> _Exercise task_
Return the records that follow, matching each one exactly.

> _Records for this task_
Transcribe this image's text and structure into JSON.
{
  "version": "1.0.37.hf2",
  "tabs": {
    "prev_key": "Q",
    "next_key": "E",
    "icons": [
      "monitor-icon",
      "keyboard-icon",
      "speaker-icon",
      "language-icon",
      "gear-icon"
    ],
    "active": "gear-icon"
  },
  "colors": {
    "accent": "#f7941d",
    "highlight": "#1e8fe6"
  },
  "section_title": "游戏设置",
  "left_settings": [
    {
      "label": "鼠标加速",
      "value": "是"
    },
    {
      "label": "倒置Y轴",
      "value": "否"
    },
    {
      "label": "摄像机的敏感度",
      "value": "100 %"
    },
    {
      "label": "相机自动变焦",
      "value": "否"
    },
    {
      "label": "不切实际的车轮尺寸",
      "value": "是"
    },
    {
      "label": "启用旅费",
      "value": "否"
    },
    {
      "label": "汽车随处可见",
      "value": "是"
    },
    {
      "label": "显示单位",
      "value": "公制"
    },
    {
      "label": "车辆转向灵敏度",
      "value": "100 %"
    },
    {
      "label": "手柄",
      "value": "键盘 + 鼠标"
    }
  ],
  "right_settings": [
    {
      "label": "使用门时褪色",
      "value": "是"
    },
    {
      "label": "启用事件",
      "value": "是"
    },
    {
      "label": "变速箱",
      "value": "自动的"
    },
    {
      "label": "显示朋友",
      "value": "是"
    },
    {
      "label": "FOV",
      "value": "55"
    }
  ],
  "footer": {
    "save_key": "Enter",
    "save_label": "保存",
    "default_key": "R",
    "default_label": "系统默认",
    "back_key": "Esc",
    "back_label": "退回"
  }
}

> _Correct output_
Transcribe this image's text and structure into JSON.
{
  "version": "1.0.37.hf2",
  "tabs": {
    "prev_key": "Q",
    "next_key": "E",
    "icons": [
      "monitor-icon",
      "keyboard-icon",
      "speaker-icon",
      "language-icon",
      "gear-icon"
    ],
    "active": "gear-icon"
  },
  "colors": {
    "accent": "#f7941d",
    "highlight": "#1e8fe6"
  },
  "section_title": "游戏设置",
  "left_settings": [
    {
      "label": "鼠标加速",
      "value": "是"
    },
    {
      "label": "倒置Y轴",
      "value": "否"
    },
    {
      "label": "摄像机的敏感度",
      "value": "100 %"
    },
    {
      "label": "相机自动变焦",
      "value": "否"
    },
    {
      "label": "不切实际的车轮尺寸",
      "value": "是"
    },
    {
      "label": "启用旅费",
      "value": "否"
    },
    {
      "label": "汽车随处可见",
      "value": "是"
    },
    {
      "label": "显示单位",
      "value": "公制"
    },
    {
      "label": "车辆转向灵敏度",
      "value": "100 %"
    },
    {
      "label": "手柄",
      "value": "键盘 + 鼠标"
    }
  ],
  "right_settings": [
    {
      "label": "使用门时褪色",
      "value": "是"
    },
    {
      "label": "启用事件",
      "value": "是"
    },
    {
      "label": "变速箱",
      "value": "自动的"
    },
    {
      "label": "显示朋友",
      "value": "是"
    },
    {
      "label": "FOV",
      "value": "55"
    }
  ],
  "footer": {
    "save_key": "Enter",
    "save_label": "保存",
    "default_key": "R",
    "default_label": "系统默认",
    "back_key": "Esc",
    "back_label": "退回"
  }
}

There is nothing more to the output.